** start Available records **

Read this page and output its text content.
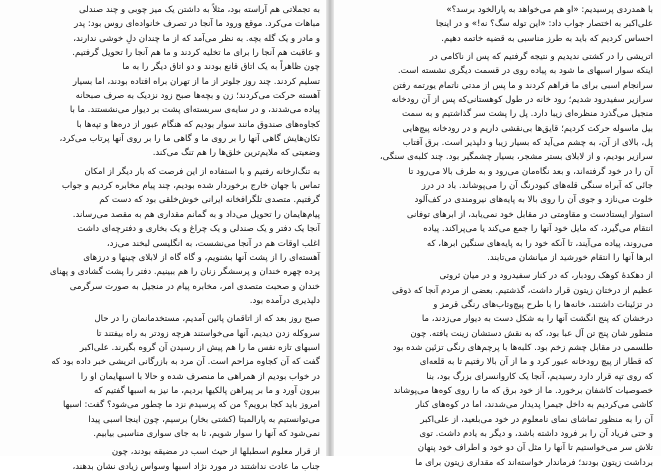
به تجملاتی هم آراسته بود، مثلاً به داشتن یک میز چوبی و چند صندلی
مباهات می‌کرد. موقع ورود ما آنجا در تصرف خانواده‌ای روس بود: پدر
و مادر و یک گله بچه. به نظر می‌آمد که از ما چندان دلِ خوشی ندارند،
و عاقبت هم آنجا را برای ما تخلیه کردند و ما هم آنجا را تحویل گرفتیم.
چون ظاهراً به یک اتاق قانع بودند و دو اتاق دیگر را به ما
تسلیم کردند. چند روز جلوتر از ما از تهران براه افتاده بودند، اما بسیار
آهسته حرکت می‌کردند؛ زن و بچه‌ها صبح زود نزدیک به صرف صبحانه
پیاده می‌شدند، و در سایه‌ی سربسته‌ای پشت بر دیوار می‌نشستند. ما با
کجاوه‌های صندوق مانند سوار بودیم که هنگام عبور از دره‌ها و تپه‌ها با
تکان‌هایش گاهی آنها را بر روی ما و گاهی ما را بر روی آنها پرتاب می‌کرد،
وضعیتی که ملایم‌ترین خلق‌ها را هم تنگ می‌کند.
به تنگ‌ارخانه رفتیم و با استفاده از این فرصت که بار دیگر از امکان
تماس با جهان خارج برخوردار شده بودیم، چند پیام مخابره کردیم و جواب
گرفتیم. متصدی تلگرافخانه ایرانی خوش‌خلقی بود که دست کم
پیام‌هایمان را تحویل می‌داد و به گمانم مقداری هم به مقصد می‌رساند.
آنجا یک دفتر و یک صندلی و یک چراغ و یک بخاری و دفترچه‌ای داشت
اغلب اوقات هم در آنجا می‌نشست، به انگلیسی لبخند می‌زد،
آهسته‌ای را از پشت آنها بشنویم، و گاه گاه از لابلای چینها و درزهای
پرده چهره خندان و پرسشگر زنان را هم ببینیم. دفتر را پشت گشادی و پهنای
خندان و صحبت متصدی امر، مخابره پیام در منجیل به صورت سرگرمی
دلپذیری درآمده بود.
صبح روز بعد که از اتاقمان پائین آمدیم، مستخدمانمان را در حال
سروکله زدن دیدیم، آنها می‌خواستند هرچه زودتر به راه بیفتند تا
اسبهای تازه نفس ما را هم پیش از رسیدن آن گروه بگیرند. علی‌اکبر
گفت که آن کجاوه مزاحم است. آن مرد به بازرگانی اتریشی خبر داده بود که
در خواب بودیم از همراهی ما منصرف شده و حالا با اسبهایمان او را
بیرون آورد و ما بر پیراهن پالکیها بردیم، ما نیز به اسبها گفتیم که
امروز باید کجا برویم؟ من که پرسیدم نزد ما چطور می‌شود؟ گفت: اسبها
می‌توانستیم به پارالمیتا (کشتی بخار) برسیم، چون اینجا اسبی پیدا
نمی‌شود که آنها را سوار شویم، تا به جای سواری مناسبی بیابیم.
از قرار معلوم اسطبلها از حیث اسب در مضیقه بودند، چون
جناب ما عادت نداشتند در مورد نژاد اسبها وسواس زیادی نشان بدهند،
با همدردی پرسیدیم: «او هم می‌خواهد به پارالخود برسد؟»
علی‌اکبر به اختصار جواب داد: «این توله سگ؟ نه!» و در اینجا
احساس کردیم که باید به طرز مناسبی به قضیه خاتمه دهیم.
اتریشی را در کشتی ندیدیم و نتیجه گرفتیم که پس از ناکامی در
اینکه سوار اسبهای ما شود به پیاده روی در قسمت دیگری نشسته است.
سرانجام اسبی برای ما فراهم کردند و ما پس از مدتی ناتمام یورتمه رفتن
سرازیر سفیدرود شدیم؛ رود خانه در طول کوهستانی‌که پس از آن رودخانه
منجیل می‌گذرد منظره‌ای زیبا دارد. پل را پشت سر گذاشتیم و به سمت
بیل ماسوله حرکت کردیم؛ قایق‌ها بی‌نقشی داریم و در رودخانه پیچ‌هایی
پل، بالای از آن، به چشم می‌آید که بسیار زیبا و دلپذیر است. برق آفتاب
سرازیر بودیم، و از لابلای بستر مشجر، بسیار چشمگیر بود. چند کلبه‌ی سنگی،
آن را در خود گرفته‌اند، و بعد نگاه‌مان می‌رود و به طرف بالا می‌رود تا
جائی که آبراه سنگی قله‌های کبودرنگ آن را می‌پوشاند. باد در درز
خلوت می‌نازد و جوی آن را روی بالا به پایه‌های نیرومندی در کف‌آلود
استوار ایستادست و مقاومتی در مقابل خود نمی‌یابد، از ابرهای توفانی
انتقام می‌گیرد، که مایل خود آنها را جمع می‌کند یا می‌پراکند. پیاده
می‌روند، پیاده می‌آیند، تا آنکه خود را به پایه‌های سنگین ابرها، که
ابرها آنها را انتقام خورشید از میانشان می‌تابند.
از دهکدهٔ کوهک رودبار، که در کنار سفیدرود و در میان ثروتی
عظیم از درختان زیتون قرار داشت، گذشتیم. بعضی از مردم آنجا که ذوقی
در تزئینات داشتند، خانه‌ها را با طرح پیچ‌وتاب‌های رنگی قرمز و
درخشان که پنج انگشت آنها را به شکل دست به دیوار می‌زدند، ما
منظور شان پنج تن آل عبا بود، که به نقش دستشان زینت یافته. چون
طلسمی در مقابل چشم زخم بود. کلبه‌ها با پرچم‌های رنگی تزئین شده بود
که قطار از پیچ رودخانه عبور کرد و ما از آن بالا رفتیم تا به قلعه‌ای
که روی تپه قرار دارد رسیدیم، آنجا یک کاروانسرای بزرگ بود، بنا
خصوصیات کاشفان برخورد. ما از خود برق که ما را روی کوه‌ها می‌پوشاند
کاشی می‌کردیم به داخل جیمرا پدیدار می‌شدند، اما در کوه‌های کنار
آن را به منظور تماشای نمای نامعلوم در خود می‌بلعید، از علی‌اکبر
و حتی فریاد آن را بر فرود داشته باشد، و دیگر به یادم داشت. توی
تلاش سر می‌خواستیم تا آنها را مثل آن دو خود و اطراف خود پنهان
برداشت زیتون بودند؛ فرماندار خواسته‌اند که مقداری زیتون برای ما
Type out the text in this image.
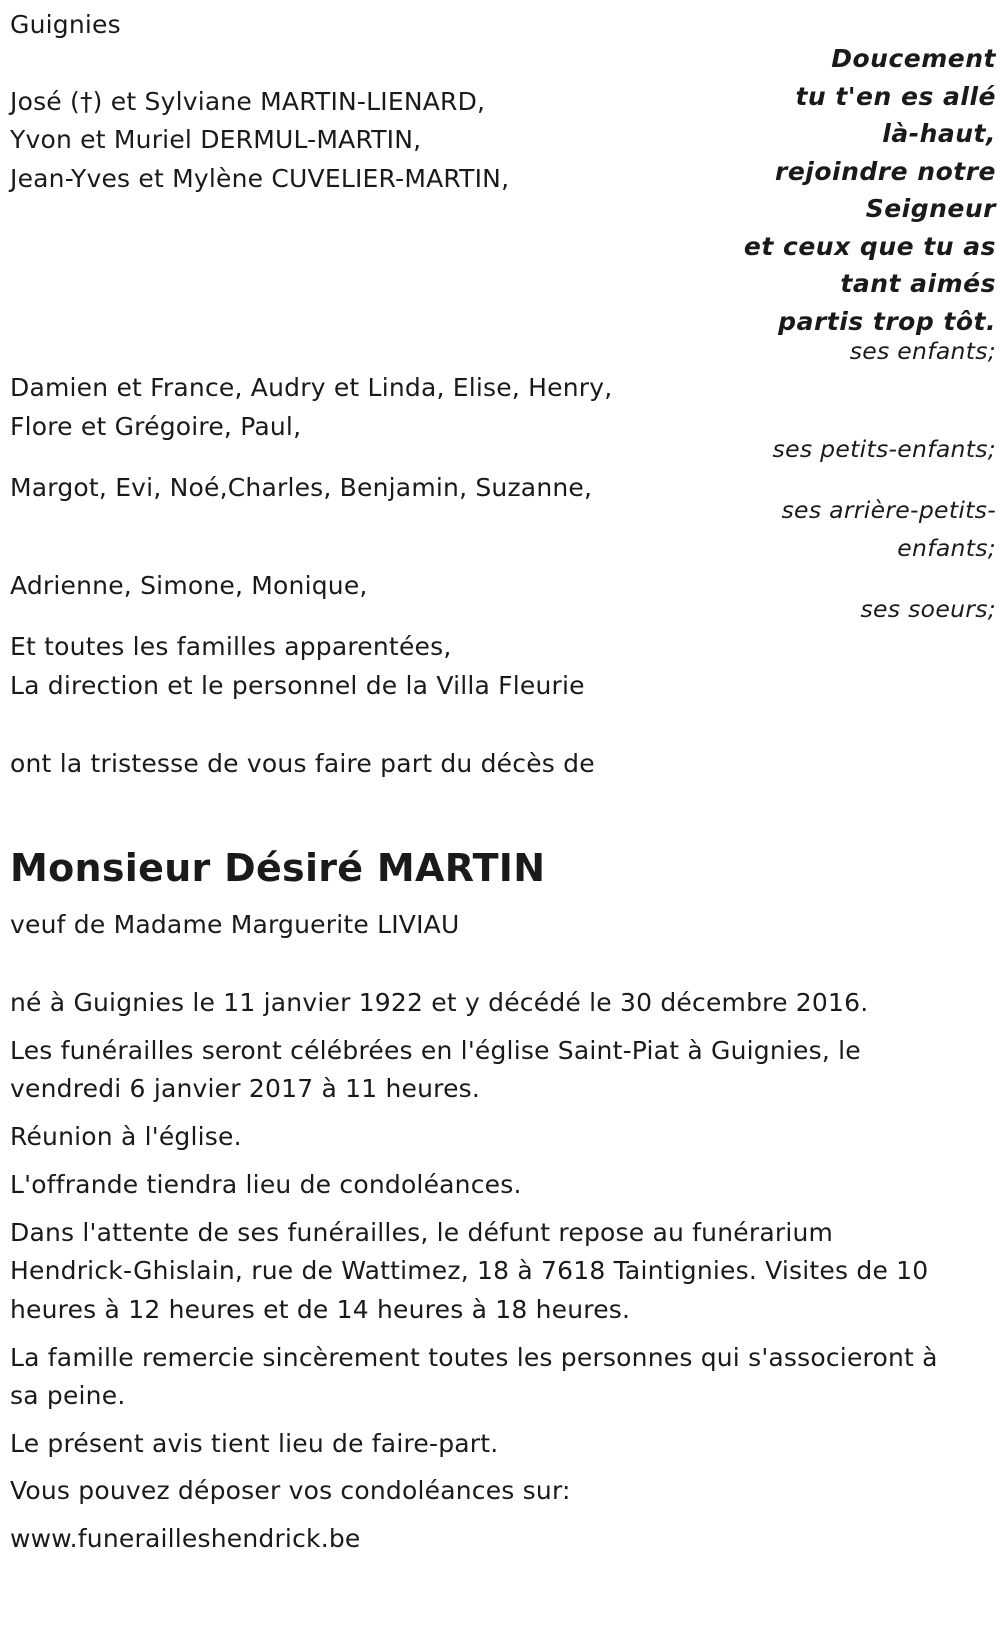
Guignies

José (†) et Sylviane MARTIN-LIENARD,

Yvon et Muriel DERMUL-MARTIN,

Jean-Yves et Mylène CUVELIER-MARTIN,

Doucement
tu t'en es allé
là-haut,
rejoindre notre
Seigneur
et ceux que tu as
tant aimés
partis trop tôt.

ses enfants;

ses petits-enfants;

ses arrière-petits-

enfants;

ses soeurs;

Damien et France, Audry et Linda, Elise, Henry,

Flore et Grégoire, Paul,

Margot, Evi, Noé,Charles, Benjamin, Suzanne,

Adrienne, Simone, Monique,

Et toutes les familles apparentées,

La direction et le personnel de la Villa Fleurie

ont la tristesse de vous faire part du décès de

Monsieur Désiré MARTIN

veuf de Madame Marguerite LIVIAU

né à Guignies le 11 janvier 1922 et y décédé le 30 décembre 2016.

Les funérailles seront célébrées en l'église Saint-Piat à Guignies, le

vendredi 6 janvier 2017 à 11 heures.

Réunion à l'église.

L'offrande tiendra lieu de condoléances.

Dans l'attente de ses funérailles, le défunt repose au funérarium

Hendrick-Ghislain, rue de Wattimez, 18 à 7618 Taintignies. Visites de 10

heures à 12 heures et de 14 heures à 18 heures.

La famille remercie sincèrement toutes les personnes qui s'associeront à

sa peine.

Le présent avis tient lieu de faire-part.

Vous pouvez déposer vos condoléances sur:

www.funerailleshendrick.be
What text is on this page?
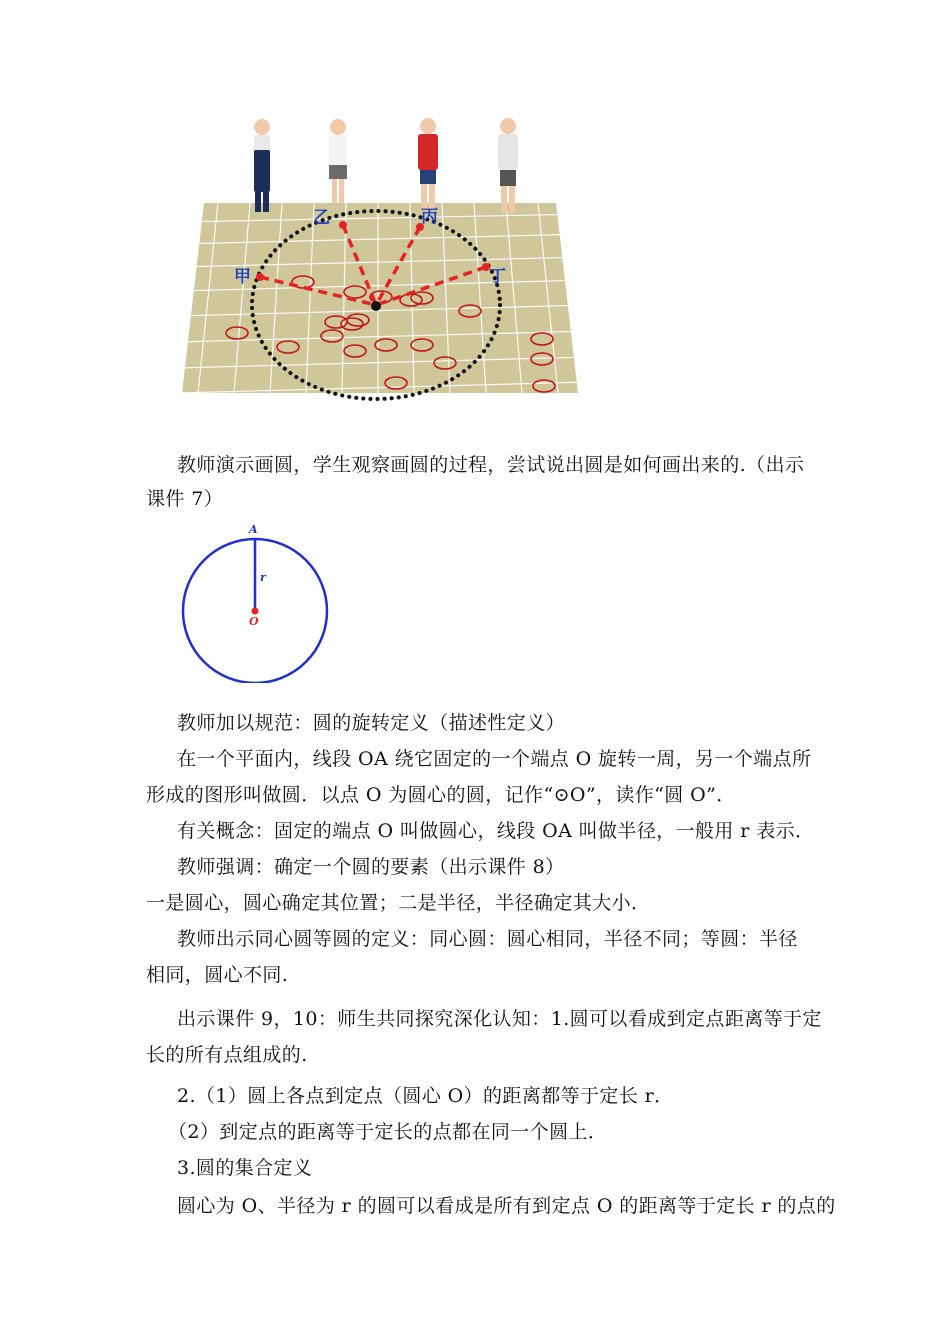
甲
乙	丙
丁
教师演示画圆，学生观察画圆的过程，尝试说出圆是如何画出来的.（出示
课件 7）
A
r
O
教师加以规范：圆的旋转定义（描述性定义）
在一个平面内，线段 OA 绕它固定的一个端点 O 旋转一周，另一个端点所
形成的图形叫做圆．以点 O 为圆心的圆，记作“⊙O”，读作“圆 O”．
有关概念：固定的端点 O 叫做圆心，线段 OA 叫做半径，一般用 r 表示．
教师强调：确定一个圆的要素（出示课件 8）
一是圆心，圆心确定其位置；二是半径，半径确定其大小．
教师出示同心圆等圆的定义：同心圆：圆心相同，半径不同；等圆：半径
相同，圆心不同.
出示课件 9，10：师生共同探究深化认知：1.圆可以看成到定点距离等于定
长的所有点组成的.
2.（1）圆上各点到定点（圆心 O）的距离都等于定长 r．
（2）到定点的距离等于定长的点都在同一个圆上．
3.圆的集合定义
圆心为 O、半径为 r 的圆可以看成是所有到定点 O 的距离等于定长 r 的点的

** end Available records **

*Work required*:
Which lines in the listing above hold the word "Guignies"? Show each of them.

*Expected answer*:
Guignies
né à Guignies le 11 janvier 1922 et y décédé le 30 décembre 2016.
Les funérailles seront célébrées en l'église Saint-Piat à Guignies, le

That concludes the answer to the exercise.